GOAL> Work out how many lines of the listing hold the string "Menuntun", then answer with that number and nothing else.

○ ○ ○

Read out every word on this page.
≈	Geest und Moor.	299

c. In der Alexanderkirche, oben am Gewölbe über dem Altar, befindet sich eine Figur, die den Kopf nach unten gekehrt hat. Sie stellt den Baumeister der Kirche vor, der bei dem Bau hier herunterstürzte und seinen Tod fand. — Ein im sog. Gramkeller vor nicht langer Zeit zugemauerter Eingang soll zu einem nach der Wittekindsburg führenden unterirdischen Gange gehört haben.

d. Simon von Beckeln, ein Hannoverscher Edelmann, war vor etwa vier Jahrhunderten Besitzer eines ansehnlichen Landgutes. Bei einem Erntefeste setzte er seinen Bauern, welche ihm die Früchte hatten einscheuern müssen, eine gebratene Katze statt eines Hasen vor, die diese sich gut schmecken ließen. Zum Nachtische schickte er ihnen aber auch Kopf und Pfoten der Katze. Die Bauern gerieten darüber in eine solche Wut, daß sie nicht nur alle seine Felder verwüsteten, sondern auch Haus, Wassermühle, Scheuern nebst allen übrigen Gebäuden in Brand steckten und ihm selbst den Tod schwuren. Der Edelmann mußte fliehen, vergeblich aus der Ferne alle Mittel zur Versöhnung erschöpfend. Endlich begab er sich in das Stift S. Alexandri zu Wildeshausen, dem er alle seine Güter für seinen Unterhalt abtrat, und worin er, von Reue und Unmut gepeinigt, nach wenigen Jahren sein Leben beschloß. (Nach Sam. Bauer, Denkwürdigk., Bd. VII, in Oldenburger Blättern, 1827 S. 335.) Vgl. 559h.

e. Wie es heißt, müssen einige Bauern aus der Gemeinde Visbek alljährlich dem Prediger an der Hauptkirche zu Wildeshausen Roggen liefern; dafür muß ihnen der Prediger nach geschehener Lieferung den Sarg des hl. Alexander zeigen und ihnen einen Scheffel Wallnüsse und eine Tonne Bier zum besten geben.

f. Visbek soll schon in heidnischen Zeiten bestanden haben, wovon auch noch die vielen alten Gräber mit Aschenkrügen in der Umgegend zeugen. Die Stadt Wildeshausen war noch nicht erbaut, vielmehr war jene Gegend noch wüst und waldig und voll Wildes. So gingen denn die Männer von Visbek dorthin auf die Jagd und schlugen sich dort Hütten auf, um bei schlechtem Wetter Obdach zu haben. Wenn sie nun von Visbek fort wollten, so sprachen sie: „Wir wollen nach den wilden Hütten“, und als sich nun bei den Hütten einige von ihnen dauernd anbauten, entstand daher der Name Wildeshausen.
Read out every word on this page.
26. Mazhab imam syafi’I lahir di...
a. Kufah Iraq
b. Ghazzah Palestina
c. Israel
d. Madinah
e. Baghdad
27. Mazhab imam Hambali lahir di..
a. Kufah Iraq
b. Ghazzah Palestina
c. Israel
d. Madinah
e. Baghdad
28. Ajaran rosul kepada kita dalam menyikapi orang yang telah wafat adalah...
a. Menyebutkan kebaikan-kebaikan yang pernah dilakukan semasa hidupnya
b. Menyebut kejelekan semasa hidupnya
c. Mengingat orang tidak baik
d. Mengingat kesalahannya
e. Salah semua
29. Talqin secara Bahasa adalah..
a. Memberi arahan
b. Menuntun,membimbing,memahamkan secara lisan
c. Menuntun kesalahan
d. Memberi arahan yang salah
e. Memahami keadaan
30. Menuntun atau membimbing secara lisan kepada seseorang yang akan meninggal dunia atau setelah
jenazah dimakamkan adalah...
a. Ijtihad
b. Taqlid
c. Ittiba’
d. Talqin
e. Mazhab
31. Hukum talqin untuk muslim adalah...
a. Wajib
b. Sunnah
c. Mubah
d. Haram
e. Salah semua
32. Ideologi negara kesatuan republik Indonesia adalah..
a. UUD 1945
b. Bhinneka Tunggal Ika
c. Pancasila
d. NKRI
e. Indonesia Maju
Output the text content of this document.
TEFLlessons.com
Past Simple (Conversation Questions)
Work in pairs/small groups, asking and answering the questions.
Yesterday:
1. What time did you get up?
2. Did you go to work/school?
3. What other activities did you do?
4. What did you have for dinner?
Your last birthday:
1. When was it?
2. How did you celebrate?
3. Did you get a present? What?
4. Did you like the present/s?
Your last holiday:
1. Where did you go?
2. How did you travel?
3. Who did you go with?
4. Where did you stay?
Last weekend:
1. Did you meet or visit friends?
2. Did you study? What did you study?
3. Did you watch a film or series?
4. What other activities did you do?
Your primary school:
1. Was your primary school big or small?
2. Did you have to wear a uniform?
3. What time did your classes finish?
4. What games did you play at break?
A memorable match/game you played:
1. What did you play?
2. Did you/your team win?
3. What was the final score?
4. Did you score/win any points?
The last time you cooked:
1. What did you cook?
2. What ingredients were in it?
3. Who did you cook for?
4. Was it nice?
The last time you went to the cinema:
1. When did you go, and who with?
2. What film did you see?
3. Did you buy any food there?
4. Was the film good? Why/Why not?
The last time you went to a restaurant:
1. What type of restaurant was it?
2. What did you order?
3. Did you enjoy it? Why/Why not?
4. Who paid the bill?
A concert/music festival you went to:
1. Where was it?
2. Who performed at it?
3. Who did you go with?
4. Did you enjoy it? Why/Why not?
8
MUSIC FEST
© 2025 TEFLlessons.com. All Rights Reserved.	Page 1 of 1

○ ○ ○

RESULT OF THE TASK> 3